= Task directions =
Review the material line by line. Identify and copy every line that contains the string "JSON".

= Source material =

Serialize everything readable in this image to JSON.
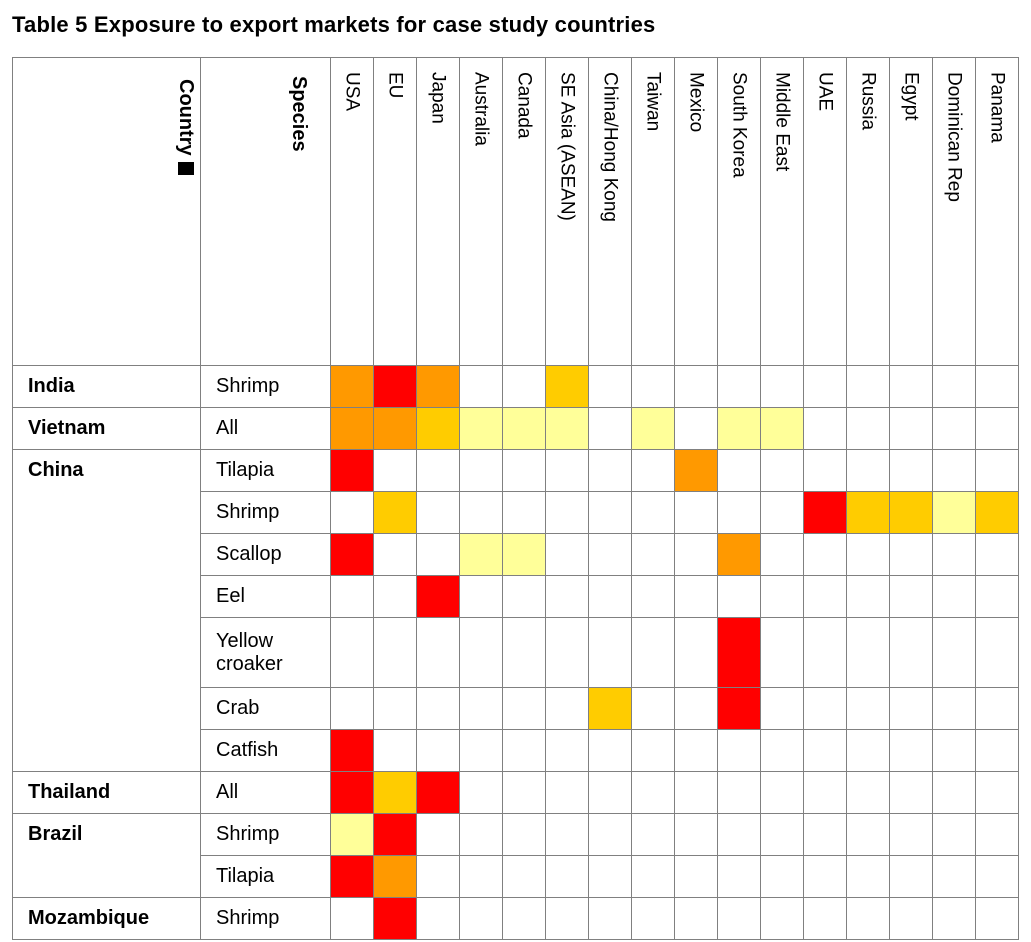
{
  "title": "Table 5 Exposure to export markets for case study countries",
  "header": {
    "country_label": "Country",
    "species_label": "Species"
  },
  "colors": {
    "red": "#FF0000",
    "orange": "#FF9900",
    "gold": "#FFCC00",
    "pale_yellow": "#FFFF99",
    "grid": "#808080",
    "text": "#000000"
  },
  "chart_data": {
    "type": "heatmap",
    "title": "Table 5 Exposure to export markets for case study countries",
    "columns": [
      "USA",
      "EU",
      "Japan",
      "Australia",
      "Canada",
      "SE Asia (ASEAN)",
      "China/Hong Kong",
      "Taiwan",
      "Mexico",
      "South Korea",
      "Middle East",
      "UAE",
      "Russia",
      "Egypt",
      "Dominican Rep",
      "Panama"
    ],
    "intensity_order_low_to_high": [
      "pale_yellow",
      "gold",
      "orange",
      "red"
    ],
    "rows": [
      {
        "country": "India",
        "rowspan": 1,
        "species": "Shrimp",
        "values": [
          "orange",
          "red",
          "orange",
          "",
          "",
          "gold",
          "",
          "",
          "",
          "",
          "",
          "",
          "",
          "",
          "",
          ""
        ]
      },
      {
        "country": "Vietnam",
        "rowspan": 1,
        "species": "All",
        "values": [
          "orange",
          "orange",
          "gold",
          "pale_yellow",
          "pale_yellow",
          "pale_yellow",
          "",
          "pale_yellow",
          "",
          "pale_yellow",
          "pale_yellow",
          "",
          "",
          "",
          "",
          ""
        ]
      },
      {
        "country": "China",
        "rowspan": 7,
        "species": "Tilapia",
        "values": [
          "red",
          "",
          "",
          "",
          "",
          "",
          "",
          "",
          "orange",
          "",
          "",
          "",
          "",
          "",
          "",
          ""
        ]
      },
      {
        "country": null,
        "species": "Shrimp",
        "values": [
          "",
          "gold",
          "",
          "",
          "",
          "",
          "",
          "",
          "",
          "",
          "",
          "red",
          "gold",
          "gold",
          "pale_yellow",
          "gold"
        ]
      },
      {
        "country": null,
        "species": "Scallop",
        "values": [
          "red",
          "",
          "",
          "pale_yellow",
          "pale_yellow",
          "",
          "",
          "",
          "",
          "orange",
          "",
          "",
          "",
          "",
          "",
          ""
        ]
      },
      {
        "country": null,
        "species": "Eel",
        "values": [
          "",
          "",
          "red",
          "",
          "",
          "",
          "",
          "",
          "",
          "",
          "",
          "",
          "",
          "",
          "",
          ""
        ]
      },
      {
        "country": null,
        "species": "Yellow croaker",
        "values": [
          "",
          "",
          "",
          "",
          "",
          "",
          "",
          "",
          "",
          "red",
          "",
          "",
          "",
          "",
          "",
          ""
        ]
      },
      {
        "country": null,
        "species": "Crab",
        "values": [
          "",
          "",
          "",
          "",
          "",
          "",
          "gold",
          "",
          "",
          "red",
          "",
          "",
          "",
          "",
          "",
          ""
        ]
      },
      {
        "country": null,
        "species": "Catfish",
        "values": [
          "red",
          "",
          "",
          "",
          "",
          "",
          "",
          "",
          "",
          "",
          "",
          "",
          "",
          "",
          "",
          ""
        ]
      },
      {
        "country": "Thailand",
        "rowspan": 1,
        "species": "All",
        "values": [
          "red",
          "gold",
          "red",
          "",
          "",
          "",
          "",
          "",
          "",
          "",
          "",
          "",
          "",
          "",
          "",
          ""
        ]
      },
      {
        "country": "Brazil",
        "rowspan": 2,
        "species": "Shrimp",
        "values": [
          "pale_yellow",
          "red",
          "",
          "",
          "",
          "",
          "",
          "",
          "",
          "",
          "",
          "",
          "",
          "",
          "",
          ""
        ]
      },
      {
        "country": null,
        "species": "Tilapia",
        "values": [
          "red",
          "orange",
          "",
          "",
          "",
          "",
          "",
          "",
          "",
          "",
          "",
          "",
          "",
          "",
          "",
          ""
        ]
      },
      {
        "country": "Mozambique",
        "rowspan": 1,
        "species": "Shrimp",
        "values": [
          "",
          "red",
          "",
          "",
          "",
          "",
          "",
          "",
          "",
          "",
          "",
          "",
          "",
          "",
          "",
          ""
        ]
      }
    ]
  }
}
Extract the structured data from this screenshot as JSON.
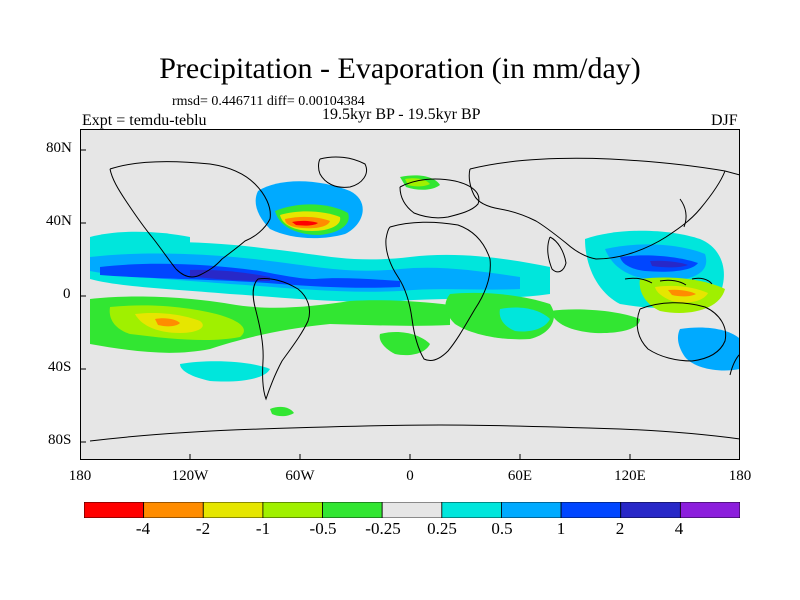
{
  "title": "Precipitation - Evaporation (in mm/day)",
  "stats": "rmsd= 0.446711  diff= 0.00104384",
  "experiment": "Expt = temdu-teblu",
  "period": "19.5kyr BP - 19.5kyr BP",
  "season": "DJF",
  "map": {
    "lat_ticks": [
      "80N",
      "40N",
      "0",
      "40S",
      "80S"
    ],
    "lon_ticks": [
      "180",
      "120W",
      "60W",
      "0",
      "60E",
      "120E",
      "180"
    ],
    "background_color": "#e6e6e6"
  },
  "colorbar": {
    "colors": [
      "#ff0000",
      "#ff8c00",
      "#e6e600",
      "#a0f000",
      "#32e632",
      "#e6e6e6",
      "#00e6dc",
      "#00aaff",
      "#0046ff",
      "#2828c8",
      "#8c1edc"
    ],
    "labels": [
      "-4",
      "-2",
      "-1",
      "-0.5",
      "-0.25",
      "0.25",
      "0.5",
      "1",
      "2",
      "4"
    ]
  }
}
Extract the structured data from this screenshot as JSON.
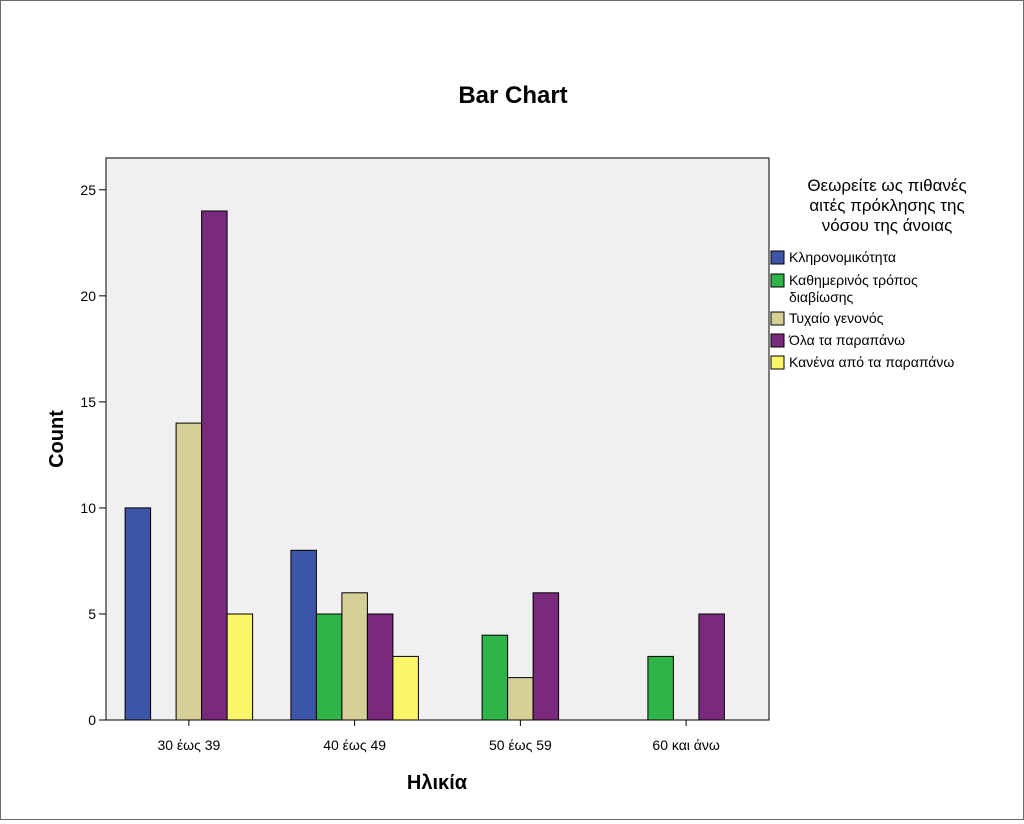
{
  "chart_data": {
    "type": "bar",
    "title": "Bar Chart",
    "xlabel": "Ηλικία",
    "ylabel": "Count",
    "categories": [
      "30 έως 39",
      "40 έως 49",
      "50 έως 59",
      "60 και άνω"
    ],
    "series": [
      {
        "name": "Κληρονομικότητα",
        "color": "#3d55a6",
        "values": [
          10,
          8,
          0,
          0
        ]
      },
      {
        "name": "Καθημερινός τρόπος διαβίωσης",
        "color": "#2fb44a",
        "values": [
          0,
          5,
          4,
          3
        ]
      },
      {
        "name": "Τυχαίο γενονός",
        "color": "#d6d098",
        "values": [
          14,
          6,
          2,
          0
        ]
      },
      {
        "name": "Όλα τα παραπάνω",
        "color": "#7a2a7c",
        "values": [
          24,
          5,
          6,
          5
        ]
      },
      {
        "name": "Κανένα από τα παραπάνω",
        "color": "#fbf56a",
        "values": [
          5,
          3,
          0,
          0
        ]
      }
    ],
    "legend_title": "Θεωρείτε ως πιθανές αιτές πρόκλησης της νόσου της άνοιας",
    "legend_position": "right",
    "ylim": [
      0,
      26.5
    ],
    "yticks": [
      0,
      5,
      10,
      15,
      20,
      25
    ],
    "grid": false,
    "plot_background": "#f0f0f0"
  }
}
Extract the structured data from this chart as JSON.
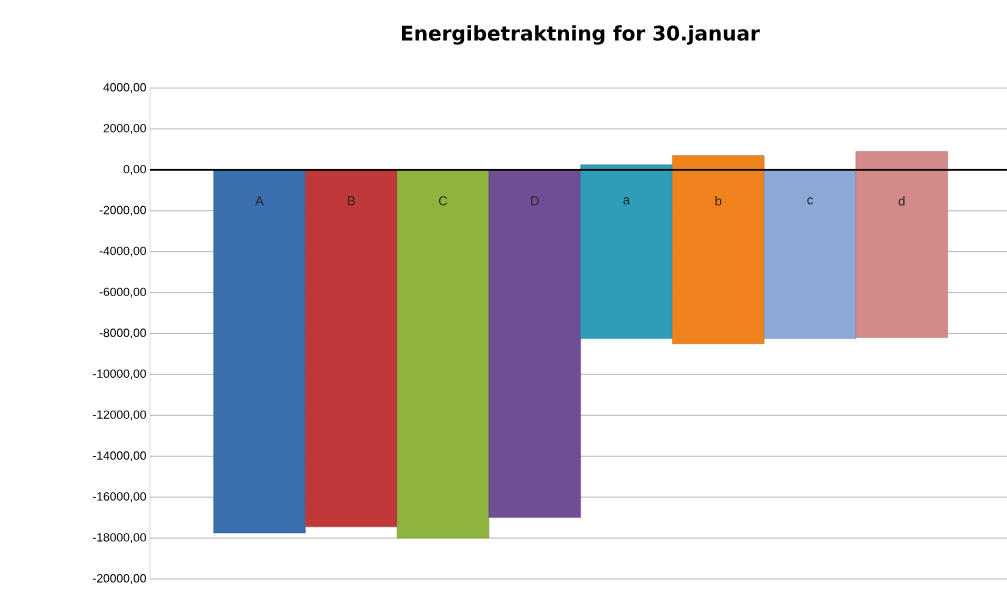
{
  "chart_data": {
    "type": "bar",
    "title": "Energibetraktning for 30.januar",
    "categories": [
      "A",
      "B",
      "C",
      "D",
      "a",
      "b",
      "c",
      "d"
    ],
    "values": [
      -17750,
      -17450,
      -18000,
      -17000,
      8500,
      9200,
      8250,
      9100
    ],
    "base": [
      0,
      0,
      0,
      0,
      -8250,
      -8500,
      -8250,
      -8200
    ],
    "colors": [
      "#3a6fb0",
      "#c0393a",
      "#8fb43e",
      "#704e96",
      "#2f9cb8",
      "#f0821e",
      "#8ea8d6",
      "#d48a88"
    ],
    "ylim": [
      -20000,
      4000
    ],
    "yticks": [
      {
        "value": 4000,
        "label": "4000,00"
      },
      {
        "value": 2000,
        "label": "2000,00"
      },
      {
        "value": 0,
        "label": "0,00"
      },
      {
        "value": -2000,
        "label": "-2000,00"
      },
      {
        "value": -4000,
        "label": "-4000,00"
      },
      {
        "value": -6000,
        "label": "-6000,00"
      },
      {
        "value": -8000,
        "label": "-8000,00"
      },
      {
        "value": -10000,
        "label": "-10000,00"
      },
      {
        "value": -12000,
        "label": "-12000,00"
      },
      {
        "value": -14000,
        "label": "-14000,00"
      },
      {
        "value": -16000,
        "label": "-16000,00"
      },
      {
        "value": -18000,
        "label": "-18000,00"
      },
      {
        "value": -20000,
        "label": "-20000,00"
      }
    ],
    "grid": "y",
    "tick_labels": "y"
  }
}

= Task result =
Serialize everything readable in this image to JSON.
Extract the structured data from this screenshot as JSON.
Extract the structured data from this screenshot as JSON.
Extract the structured data from this chart as JSON.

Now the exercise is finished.